Recorded data
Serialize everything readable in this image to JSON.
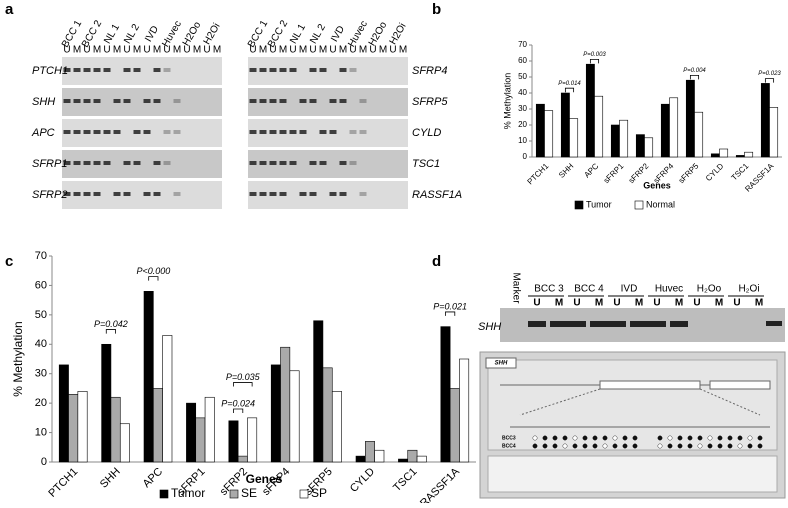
{
  "panel_labels": [
    "a",
    "b",
    "c",
    "d"
  ],
  "gel_a": {
    "lanes": [
      "BCC 1",
      "BCC 2",
      "NL 1",
      "NL 2",
      "IVD",
      "Huvec",
      "H2Oo",
      "H2Oi"
    ],
    "sub": [
      "U",
      "M"
    ],
    "genes_left": [
      "PTCH1",
      "SHH",
      "APC",
      "SFRP1",
      "SFRP2"
    ],
    "genes_right": [
      "SFRP4",
      "SFRP5",
      "CYLD",
      "TSC1",
      "RASSF1A"
    ]
  },
  "chart_data": [
    {
      "type": "bar",
      "y_label": "% Methylation",
      "x_label": "Genes",
      "categories": [
        "PTCH1",
        "SHH",
        "APC",
        "sFRP1",
        "sFRP2",
        "sFRP4",
        "sFRP5",
        "CYLD",
        "TSC1",
        "RASSF1A"
      ],
      "series": [
        {
          "name": "Tumor",
          "color": "#000000",
          "values": [
            33,
            40,
            58,
            20,
            14,
            33,
            48,
            2,
            1,
            46
          ]
        },
        {
          "name": "Normal",
          "color": "#ffffff",
          "values": [
            29,
            24,
            38,
            23,
            12,
            37,
            28,
            5,
            3,
            31
          ]
        }
      ],
      "ylim": [
        0,
        70
      ],
      "yticks": [
        0,
        10,
        20,
        30,
        40,
        50,
        60,
        70
      ],
      "annotations": [
        "P=0.014",
        "P=0.003",
        "P=0.004",
        "P=0.023"
      ]
    },
    {
      "type": "bar",
      "y_label": "% Methylation",
      "x_label": "Genes",
      "categories": [
        "PTCH1",
        "SHH",
        "APC",
        "sFRP1",
        "sFRP2",
        "sFRP4",
        "sFRP5",
        "CYLD",
        "TSC1",
        "RASSF1A"
      ],
      "series": [
        {
          "name": "Tumor",
          "color": "#000000",
          "values": [
            33,
            40,
            58,
            20,
            14,
            33,
            48,
            2,
            1,
            46
          ]
        },
        {
          "name": "SE",
          "color": "#aaaaaa",
          "values": [
            23,
            22,
            25,
            15,
            2,
            39,
            32,
            7,
            4,
            25
          ]
        },
        {
          "name": "SP",
          "color": "#ffffff",
          "values": [
            24,
            13,
            43,
            22,
            15,
            31,
            24,
            4,
            2,
            35
          ]
        }
      ],
      "ylim": [
        0,
        70
      ],
      "yticks": [
        0,
        10,
        20,
        30,
        40,
        50,
        60,
        70
      ],
      "annotations": [
        "P=0.042",
        "P<0.000",
        "P=0.035",
        "P=0.024",
        "P=0.021"
      ]
    }
  ],
  "gel_d": {
    "marker": "Marker",
    "lanes": [
      "BCC 3",
      "BCC 4",
      "IVD",
      "Huvec",
      "H₂Oo",
      "H₂Oi"
    ],
    "sub": [
      "U",
      "M"
    ],
    "gene": "SHH",
    "diagram": {
      "title": "SHH",
      "samples": [
        "BCC3",
        "BCC4"
      ]
    }
  }
}
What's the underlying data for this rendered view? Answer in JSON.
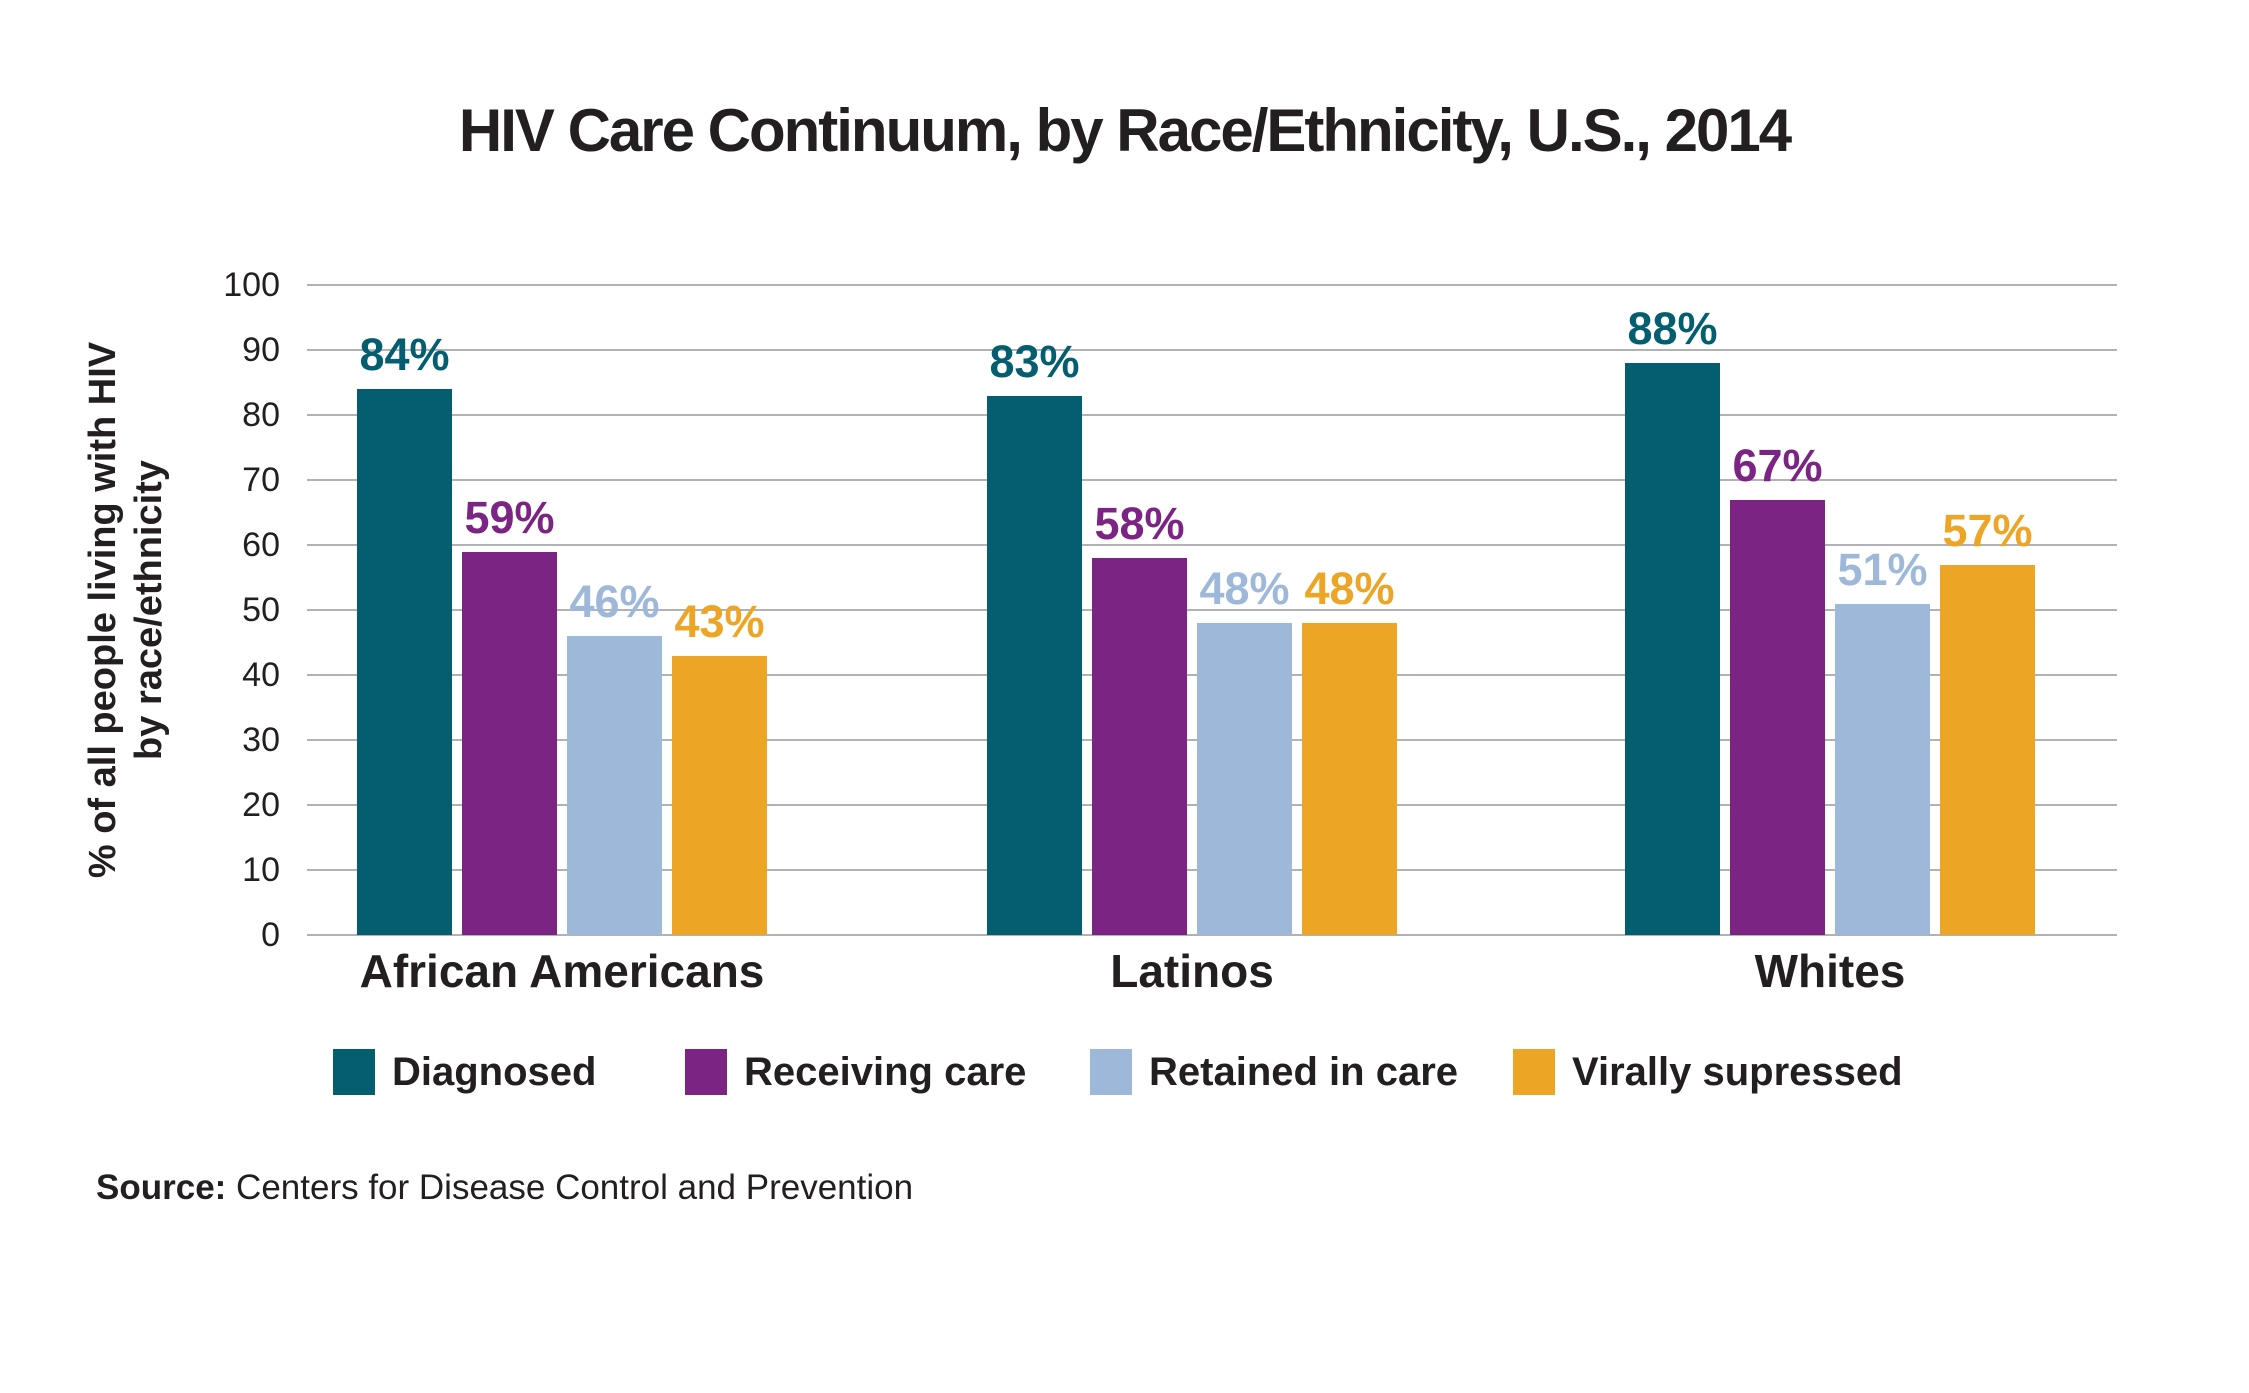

Problem statement = Set down the entries above again exactly, minus any image.

Task answer =
Serialize everything readable in this image to JSON.
{
  "panel_labels": [
    "a",
    "b",
    "c",
    "d"
  ],
  "gel_a": {
    "lanes": [
      "BCC 1",
      "BCC 2",
      "NL 1",
      "NL 2",
      "IVD",
      "Huvec",
      "H2Oo",
      "H2Oi"
    ],
    "sub": [
      "U",
      "M"
    ],
    "genes_left": [
      "PTCH1",
      "SHH",
      "APC",
      "SFRP1",
      "SFRP2"
    ],
    "genes_right": [
      "SFRP4",
      "SFRP5",
      "CYLD",
      "TSC1",
      "RASSF1A"
    ]
  },
  "chart_data": [
    {
      "type": "bar",
      "y_label": "% Methylation",
      "x_label": "Genes",
      "categories": [
        "PTCH1",
        "SHH",
        "APC",
        "sFRP1",
        "sFRP2",
        "sFRP4",
        "sFRP5",
        "CYLD",
        "TSC1",
        "RASSF1A"
      ],
      "series": [
        {
          "name": "Tumor",
          "color": "#000000",
          "values": [
            33,
            40,
            58,
            20,
            14,
            33,
            48,
            2,
            1,
            46
          ]
        },
        {
          "name": "Normal",
          "color": "#ffffff",
          "values": [
            29,
            24,
            38,
            23,
            12,
            37,
            28,
            5,
            3,
            31
          ]
        }
      ],
      "ylim": [
        0,
        70
      ],
      "yticks": [
        0,
        10,
        20,
        30,
        40,
        50,
        60,
        70
      ],
      "annotations": [
        "P=0.014",
        "P=0.003",
        "P=0.004",
        "P=0.023"
      ]
    },
    {
      "type": "bar",
      "y_label": "% Methylation",
      "x_label": "Genes",
      "categories": [
        "PTCH1",
        "SHH",
        "APC",
        "sFRP1",
        "sFRP2",
        "sFRP4",
        "sFRP5",
        "CYLD",
        "TSC1",
        "RASSF1A"
      ],
      "series": [
        {
          "name": "Tumor",
          "color": "#000000",
          "values": [
            33,
            40,
            58,
            20,
            14,
            33,
            48,
            2,
            1,
            46
          ]
        },
        {
          "name": "SE",
          "color": "#aaaaaa",
          "values": [
            23,
            22,
            25,
            15,
            2,
            39,
            32,
            7,
            4,
            25
          ]
        },
        {
          "name": "SP",
          "color": "#ffffff",
          "values": [
            24,
            13,
            43,
            22,
            15,
            31,
            24,
            4,
            2,
            35
          ]
        }
      ],
      "ylim": [
        0,
        70
      ],
      "yticks": [
        0,
        10,
        20,
        30,
        40,
        50,
        60,
        70
      ],
      "annotations": [
        "P=0.042",
        "P<0.000",
        "P=0.035",
        "P=0.024",
        "P=0.021"
      ]
    }
  ],
  "gel_d": {
    "marker": "Marker",
    "lanes": [
      "BCC 3",
      "BCC 4",
      "IVD",
      "Huvec",
      "H₂Oo",
      "H₂Oi"
    ],
    "sub": [
      "U",
      "M"
    ],
    "gene": "SHH",
    "diagram": {
      "title": "SHH",
      "samples": [
        "BCC3",
        "BCC4"
      ]
    }
  }
}
What's the underlying data for this rendered view? Answer in JSON.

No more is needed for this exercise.